*** Records supplied ***

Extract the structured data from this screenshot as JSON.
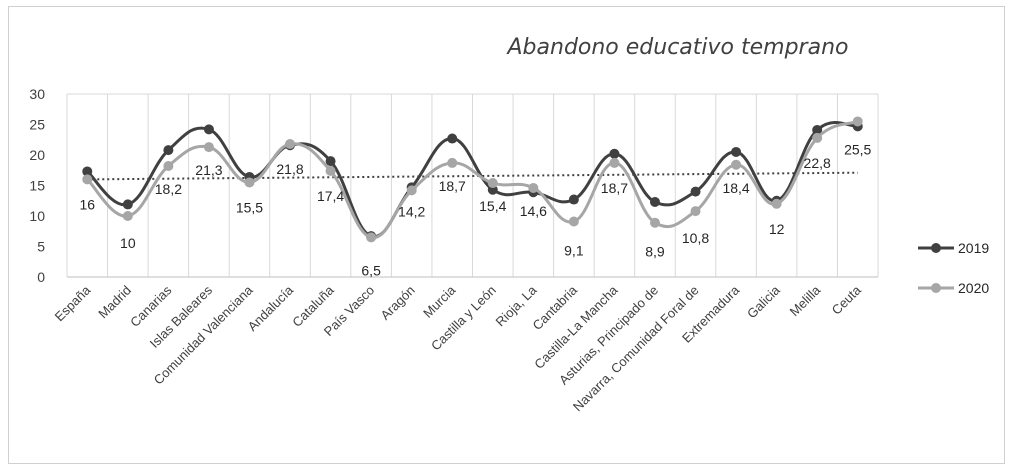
{
  "chart_data": {
    "type": "line",
    "title": "Abandono educativo temprano",
    "xlabel": "",
    "ylabel": "",
    "ylim": [
      0,
      30
    ],
    "yticks": [
      0,
      5,
      10,
      15,
      20,
      25,
      30
    ],
    "grid": "vertical",
    "legend": "right",
    "categories": [
      "España",
      "Madrid",
      "Canarias",
      "Islas Baleares",
      "Comunidad Valenciana",
      "Andalucía",
      "Cataluña",
      "País Vasco",
      "Aragón",
      "Murcia",
      "Castilla y León",
      "Rioja, La",
      "Cantabria",
      "Castilla-La Mancha",
      "Asturias, Principado de",
      "Navarra, Comunidad Foral de",
      "Extremadura",
      "Galicia",
      "Melilla",
      "Ceuta"
    ],
    "series": [
      {
        "name": "2019",
        "color": "#404040",
        "values": [
          17.3,
          11.9,
          20.8,
          24.2,
          16.4,
          21.6,
          19.0,
          6.7,
          14.7,
          22.7,
          14.3,
          13.9,
          12.7,
          20.2,
          12.3,
          14.0,
          20.5,
          12.5,
          24.1,
          24.7
        ]
      },
      {
        "name": "2020",
        "color": "#a6a6a6",
        "values": [
          16,
          10,
          18.2,
          21.3,
          15.5,
          21.8,
          17.4,
          6.5,
          14.2,
          18.7,
          15.4,
          14.6,
          9.1,
          18.7,
          8.9,
          10.8,
          18.4,
          12,
          22.8,
          25.5
        ],
        "data_labels": [
          "16",
          "10",
          "18,2",
          "21,3",
          "15,5",
          "21,8",
          "17,4",
          "6,5",
          "14,2",
          "18,7",
          "15,4",
          "14,6",
          "9,1",
          "18,7",
          "8,9",
          "10,8",
          "18,4",
          "12",
          "22,8",
          "25,5"
        ]
      }
    ],
    "trendline": {
      "style": "dotted",
      "color": "#404040",
      "start": 16.0,
      "end": 17.1
    }
  }
}
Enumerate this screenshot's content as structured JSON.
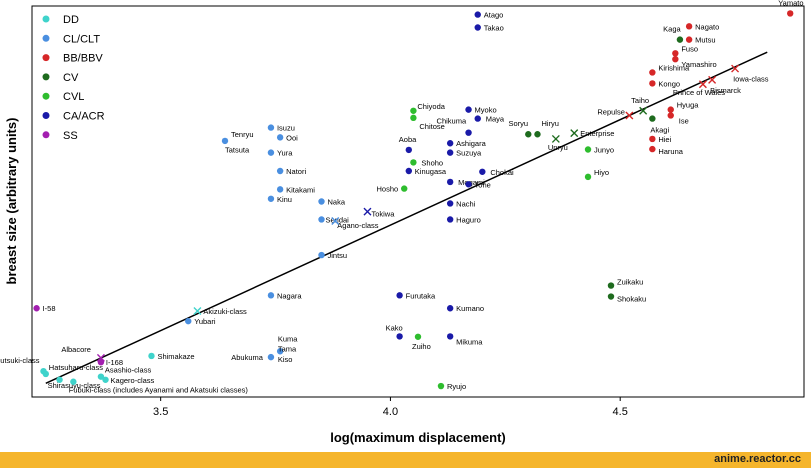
{
  "footer": {
    "site": "anime.reactor.cc"
  },
  "chart_data": {
    "type": "scatter",
    "xlabel": "log(maximum displacement)",
    "ylabel": "breast size (arbitrary units)",
    "xlim": [
      3.22,
      4.9
    ],
    "xticks": [
      3.5,
      4.0,
      4.5
    ],
    "xtick_labels": [
      "3.5",
      "4.0",
      "4.5"
    ],
    "ylim": [
      0,
      100
    ],
    "grid": false,
    "legend": {
      "placement": "top-left",
      "entries": [
        {
          "name": "DD",
          "color": "#3fd3cb"
        },
        {
          "name": "CL/CLT",
          "color": "#4a8fe0"
        },
        {
          "name": "BB/BBV",
          "color": "#d62728"
        },
        {
          "name": "CV",
          "color": "#1e6b1e"
        },
        {
          "name": "CVL",
          "color": "#2ebd2e"
        },
        {
          "name": "CA/ACR",
          "color": "#1a1aa8"
        },
        {
          "name": "SS",
          "color": "#a31fb0"
        }
      ]
    },
    "fit_line": {
      "x": [
        3.25,
        4.82
      ],
      "y": [
        3.5,
        88.2
      ]
    },
    "series": [
      {
        "name": "DD",
        "color": "#3fd3cb",
        "points": [
          {
            "x": 3.245,
            "y": 6.6,
            "label": "Mutsuki-class",
            "lx": -4,
            "ly": -8,
            "anchor": "end"
          },
          {
            "x": 3.25,
            "y": 5.9,
            "label": "Hatsuharu-class",
            "lx": 3,
            "ly": -4,
            "anchor": "start"
          },
          {
            "x": 3.28,
            "y": 4.4,
            "label": "Shirasuyu-class",
            "lx": -12,
            "ly": 8,
            "anchor": "start"
          },
          {
            "x": 3.31,
            "y": 3.9,
            "label": "",
            "lx": 0,
            "ly": 0,
            "anchor": "start"
          },
          {
            "x": 3.37,
            "y": 5.2,
            "label": "Asashio-class",
            "lx": 4,
            "ly": -4,
            "anchor": "start"
          },
          {
            "x": 3.38,
            "y": 4.4,
            "label": "Kagero-class",
            "lx": 5,
            "ly": 3,
            "anchor": "start"
          },
          {
            "x": 3.48,
            "y": 10.5,
            "label": "Shimakaze",
            "lx": 6,
            "ly": 3,
            "anchor": "start"
          }
        ]
      },
      {
        "name": "CL/CLT",
        "color": "#4a8fe0",
        "points": [
          {
            "x": 3.56,
            "y": 19.4,
            "label": "Yubari",
            "lx": 6,
            "ly": 3,
            "anchor": "start"
          },
          {
            "x": 3.74,
            "y": 10.2,
            "label": "Abukuma",
            "lx": -8,
            "ly": 3,
            "anchor": "end"
          },
          {
            "x": 3.76,
            "y": 11.7,
            "label": "",
            "lx": 0,
            "ly": 0,
            "anchor": "start"
          },
          {
            "x": 3.74,
            "y": 26.0,
            "label": "Nagara",
            "lx": 6,
            "ly": 3,
            "anchor": "start"
          },
          {
            "x": 3.85,
            "y": 36.3,
            "label": "Jintsu",
            "lx": 6,
            "ly": 3,
            "anchor": "start"
          },
          {
            "x": 3.85,
            "y": 45.4,
            "label": "Sendai",
            "lx": 4,
            "ly": 3,
            "anchor": "start"
          },
          {
            "x": 3.85,
            "y": 50.0,
            "label": "Naka",
            "lx": 6,
            "ly": 3,
            "anchor": "start"
          },
          {
            "x": 3.74,
            "y": 50.7,
            "label": "Kinu",
            "lx": 6,
            "ly": 3,
            "anchor": "start"
          },
          {
            "x": 3.76,
            "y": 53.1,
            "label": "Kitakami",
            "lx": 6,
            "ly": 3,
            "anchor": "start"
          },
          {
            "x": 3.76,
            "y": 57.8,
            "label": "Natori",
            "lx": 6,
            "ly": 3,
            "anchor": "start"
          },
          {
            "x": 3.74,
            "y": 62.5,
            "label": "Yura",
            "lx": 6,
            "ly": 3,
            "anchor": "start"
          },
          {
            "x": 3.76,
            "y": 66.4,
            "label": "Ooi",
            "lx": 6,
            "ly": 3,
            "anchor": "start"
          },
          {
            "x": 3.74,
            "y": 68.9,
            "label": "Isuzu",
            "lx": 6,
            "ly": 3,
            "anchor": "start"
          },
          {
            "x": 3.64,
            "y": 65.5,
            "label": "Tenryu",
            "lx": 6,
            "ly": -4,
            "anchor": "start"
          }
        ]
      },
      {
        "name": "BB/BBV",
        "color": "#d62728",
        "points": [
          {
            "x": 4.87,
            "y": 98.1,
            "label": "Yamato",
            "lx": -12,
            "ly": -8,
            "anchor": "start"
          },
          {
            "x": 4.65,
            "y": 94.8,
            "label": "Nagato",
            "lx": 6,
            "ly": 3,
            "anchor": "start"
          },
          {
            "x": 4.65,
            "y": 91.4,
            "label": "Mutsu",
            "lx": 6,
            "ly": 3,
            "anchor": "start"
          },
          {
            "x": 4.62,
            "y": 87.9,
            "label": "Fuso",
            "lx": 6,
            "ly": -2,
            "anchor": "start"
          },
          {
            "x": 4.62,
            "y": 86.4,
            "label": "Yamashiro",
            "lx": 6,
            "ly": 8,
            "anchor": "start"
          },
          {
            "x": 4.57,
            "y": 83.0,
            "label": "Kirishima",
            "lx": 6,
            "ly": -2,
            "anchor": "start"
          },
          {
            "x": 4.57,
            "y": 80.2,
            "label": "Kongo",
            "lx": 6,
            "ly": 3,
            "anchor": "start"
          },
          {
            "x": 4.61,
            "y": 73.5,
            "label": "Hyuga",
            "lx": 6,
            "ly": -2,
            "anchor": "start"
          },
          {
            "x": 4.61,
            "y": 72.0,
            "label": "Ise",
            "lx": 8,
            "ly": 8,
            "anchor": "start"
          },
          {
            "x": 4.57,
            "y": 66.0,
            "label": "Hiei",
            "lx": 6,
            "ly": 3,
            "anchor": "start"
          },
          {
            "x": 4.57,
            "y": 63.4,
            "label": "Haruna",
            "lx": 6,
            "ly": 5,
            "anchor": "start"
          }
        ]
      },
      {
        "name": "CV",
        "color": "#1e6b1e",
        "points": [
          {
            "x": 4.63,
            "y": 91.4,
            "label": "Kaga",
            "lx": -8,
            "ly": -8,
            "anchor": "middle"
          },
          {
            "x": 4.57,
            "y": 71.2,
            "label": "Akagi",
            "lx": -2,
            "ly": 14,
            "anchor": "start"
          },
          {
            "x": 4.3,
            "y": 67.2,
            "label": "Soryu",
            "lx": -10,
            "ly": -8,
            "anchor": "middle"
          },
          {
            "x": 4.32,
            "y": 67.2,
            "label": "Hiryu",
            "lx": 4,
            "ly": -8,
            "anchor": "start"
          },
          {
            "x": 4.48,
            "y": 28.5,
            "label": "Zuikaku",
            "lx": 6,
            "ly": -1,
            "anchor": "start"
          },
          {
            "x": 4.48,
            "y": 25.7,
            "label": "Shokaku",
            "lx": 6,
            "ly": 5,
            "anchor": "start"
          }
        ]
      },
      {
        "name": "CVL",
        "color": "#2ebd2e",
        "points": [
          {
            "x": 4.05,
            "y": 73.2,
            "label": "Chiyoda",
            "lx": 4,
            "ly": -2,
            "anchor": "start"
          },
          {
            "x": 4.05,
            "y": 71.4,
            "label": "Chitose",
            "lx": 6,
            "ly": 11,
            "anchor": "start"
          },
          {
            "x": 4.05,
            "y": 60.0,
            "label": "Shoho",
            "lx": 8,
            "ly": 3,
            "anchor": "start"
          },
          {
            "x": 4.03,
            "y": 53.3,
            "label": "Hosho",
            "lx": -6,
            "ly": 3,
            "anchor": "end"
          },
          {
            "x": 4.43,
            "y": 63.3,
            "label": "Junyo",
            "lx": 6,
            "ly": 3,
            "anchor": "start"
          },
          {
            "x": 4.43,
            "y": 56.3,
            "label": "Hiyo",
            "lx": 6,
            "ly": -2,
            "anchor": "start"
          },
          {
            "x": 4.06,
            "y": 15.4,
            "label": "Zuiho",
            "lx": -6,
            "ly": 12,
            "anchor": "start"
          },
          {
            "x": 4.11,
            "y": 2.8,
            "label": "Ryujo",
            "lx": 6,
            "ly": 3,
            "anchor": "start"
          }
        ]
      },
      {
        "name": "CA/ACR",
        "color": "#1a1aa8",
        "points": [
          {
            "x": 4.19,
            "y": 97.8,
            "label": "Atago",
            "lx": 6,
            "ly": 3,
            "anchor": "start"
          },
          {
            "x": 4.19,
            "y": 94.5,
            "label": "Takao",
            "lx": 6,
            "ly": 3,
            "anchor": "start"
          },
          {
            "x": 4.17,
            "y": 73.5,
            "label": "Myoko",
            "lx": 6,
            "ly": 3,
            "anchor": "start"
          },
          {
            "x": 4.19,
            "y": 71.2,
            "label": "Maya",
            "lx": 8,
            "ly": 3,
            "anchor": "start"
          },
          {
            "x": 4.17,
            "y": 67.6,
            "label": "Chikuma",
            "lx": -32,
            "ly": -9,
            "anchor": "start"
          },
          {
            "x": 4.13,
            "y": 64.9,
            "label": "Ashigara",
            "lx": 6,
            "ly": 3,
            "anchor": "start"
          },
          {
            "x": 4.13,
            "y": 62.5,
            "label": "Suzuya",
            "lx": 6,
            "ly": 3,
            "anchor": "start"
          },
          {
            "x": 4.04,
            "y": 63.2,
            "label": "Aoba",
            "lx": -10,
            "ly": -8,
            "anchor": "start"
          },
          {
            "x": 4.04,
            "y": 57.8,
            "label": "Kinugasa",
            "lx": 6,
            "ly": 3,
            "anchor": "start"
          },
          {
            "x": 4.13,
            "y": 55.0,
            "label": "Mogami",
            "lx": 8,
            "ly": 3,
            "anchor": "start"
          },
          {
            "x": 4.17,
            "y": 54.4,
            "label": "Tone",
            "lx": 6,
            "ly": 3,
            "anchor": "start"
          },
          {
            "x": 4.2,
            "y": 57.6,
            "label": "Chokai",
            "lx": 8,
            "ly": 3,
            "anchor": "start"
          },
          {
            "x": 4.13,
            "y": 49.5,
            "label": "Nachi",
            "lx": 6,
            "ly": 3,
            "anchor": "start"
          },
          {
            "x": 4.13,
            "y": 45.4,
            "label": "Haguro",
            "lx": 6,
            "ly": 3,
            "anchor": "start"
          },
          {
            "x": 4.02,
            "y": 26.0,
            "label": "Furutaka",
            "lx": 6,
            "ly": 3,
            "anchor": "start"
          },
          {
            "x": 4.13,
            "y": 22.7,
            "label": "Kumano",
            "lx": 6,
            "ly": 3,
            "anchor": "start"
          },
          {
            "x": 4.02,
            "y": 15.5,
            "label": "Kako",
            "lx": -14,
            "ly": -6,
            "anchor": "start"
          },
          {
            "x": 4.13,
            "y": 15.5,
            "label": "Mikuma",
            "lx": 6,
            "ly": 8,
            "anchor": "start"
          }
        ]
      },
      {
        "name": "SS",
        "color": "#a31fb0",
        "points": [
          {
            "x": 3.23,
            "y": 22.7,
            "label": "I-58",
            "lx": 6,
            "ly": 3,
            "anchor": "start"
          },
          {
            "x": 3.37,
            "y": 8.9,
            "label": "I-168",
            "lx": 5,
            "ly": 3,
            "anchor": "start"
          }
        ]
      }
    ],
    "cross_markers": [
      {
        "x": 4.75,
        "y": 84.0,
        "color": "#d62728",
        "label": "Iowa-class",
        "lx": -2,
        "ly": 13,
        "anchor": "start"
      },
      {
        "x": 4.7,
        "y": 81.1,
        "color": "#d62728",
        "label": "Bismarck",
        "lx": -2,
        "ly": 13,
        "anchor": "start"
      },
      {
        "x": 4.68,
        "y": 80.0,
        "color": "#d62728",
        "label": "Prince of Wales",
        "lx": -30,
        "ly": 11,
        "anchor": "start"
      },
      {
        "x": 4.52,
        "y": 72.0,
        "color": "#d62728",
        "label": "Repulse",
        "lx": -32,
        "ly": -1,
        "anchor": "start"
      },
      {
        "x": 4.55,
        "y": 73.2,
        "color": "#1e6b1e",
        "label": "Taiho",
        "lx": -12,
        "ly": -8,
        "anchor": "start"
      },
      {
        "x": 4.4,
        "y": 67.5,
        "color": "#1e6b1e",
        "label": "Enterprise",
        "lx": 6,
        "ly": 3,
        "anchor": "start"
      },
      {
        "x": 4.36,
        "y": 66.0,
        "color": "#1e6b1e",
        "label": "Unryu",
        "lx": -8,
        "ly": 11,
        "anchor": "start"
      },
      {
        "x": 3.95,
        "y": 47.4,
        "color": "#1a1aa8",
        "label": "Tokiwa",
        "lx": 4,
        "ly": 5,
        "anchor": "start"
      },
      {
        "x": 3.88,
        "y": 45.0,
        "color": "#4a8fe0",
        "label": "Agano-class",
        "lx": 2,
        "ly": 7,
        "anchor": "start"
      },
      {
        "x": 3.58,
        "y": 22.0,
        "color": "#3fd3cb",
        "label": "Akizuki-class",
        "lx": 6,
        "ly": 3,
        "anchor": "start"
      },
      {
        "x": 3.37,
        "y": 10.0,
        "color": "#a31fb0",
        "label": "Albacore",
        "lx": -10,
        "ly": -6,
        "anchor": "end"
      }
    ],
    "annotations": [
      {
        "text": "Tatsuta",
        "x": 3.64,
        "y": 62.5,
        "anchor": "start"
      },
      {
        "text": "Kuma",
        "x": 3.755,
        "y": 14.2,
        "anchor": "start"
      },
      {
        "text": "Tama",
        "x": 3.755,
        "y": 11.6,
        "anchor": "start"
      },
      {
        "text": "Kiso",
        "x": 3.755,
        "y": 8.9,
        "anchor": "start"
      },
      {
        "text": "Fubuki-class (includes Ayanami and Akatsuki classes)",
        "x": 3.3,
        "y": 1.1,
        "anchor": "start"
      }
    ]
  }
}
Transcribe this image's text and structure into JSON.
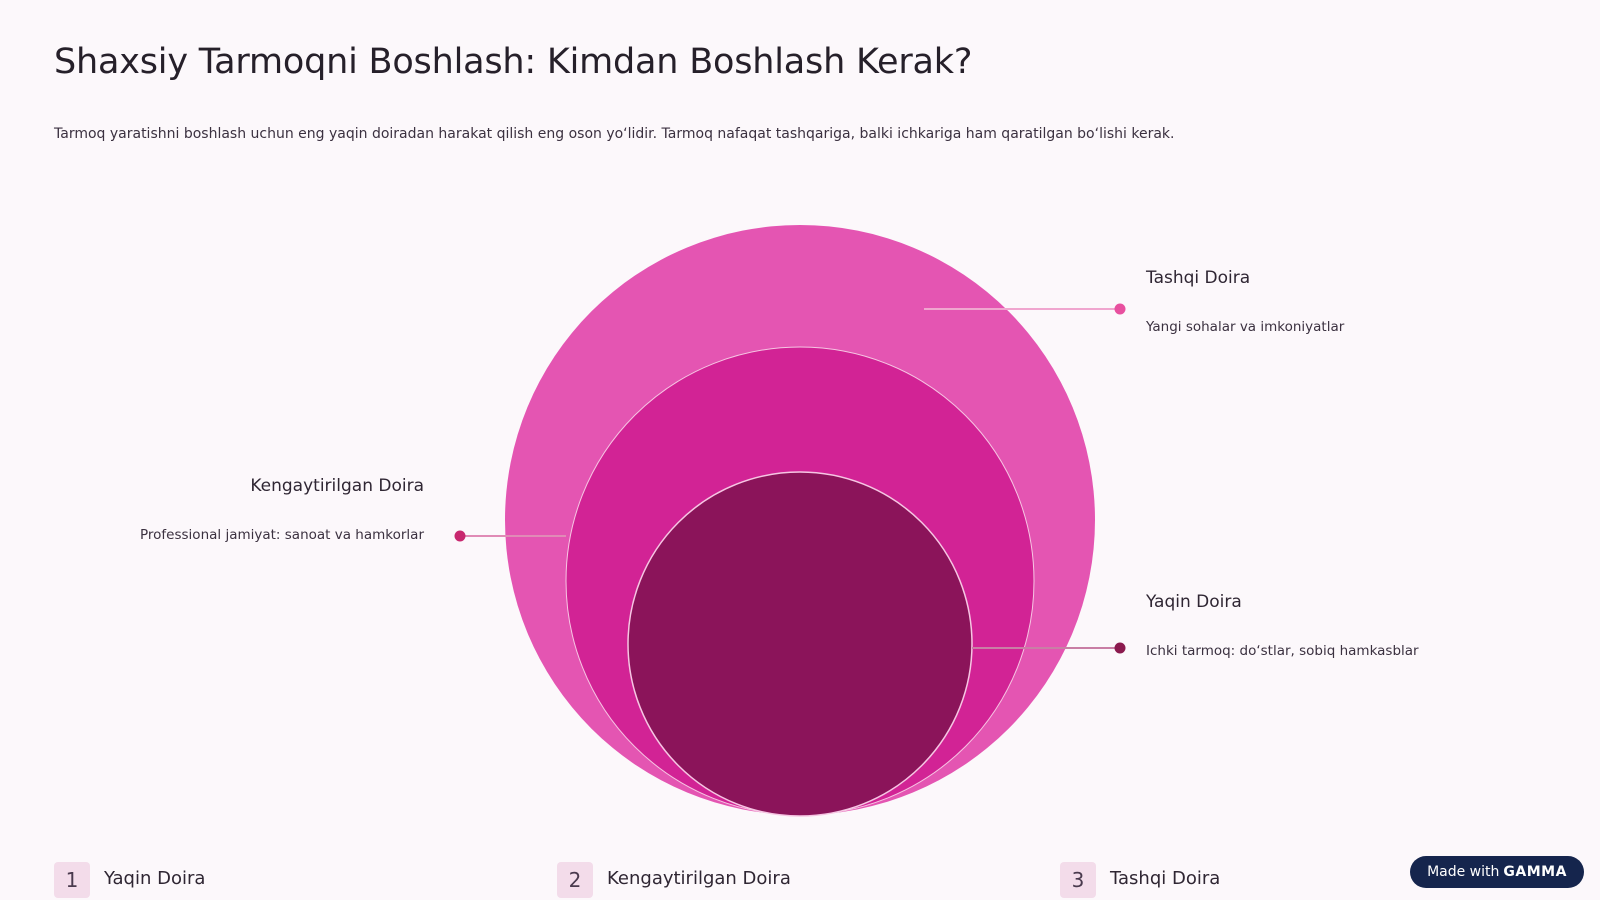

***

- _Exercise objective_:
Of the lines in the material, how many contain the word "screenshot"? Reply with the number and nothing else.

- _Solution to the problem_:
2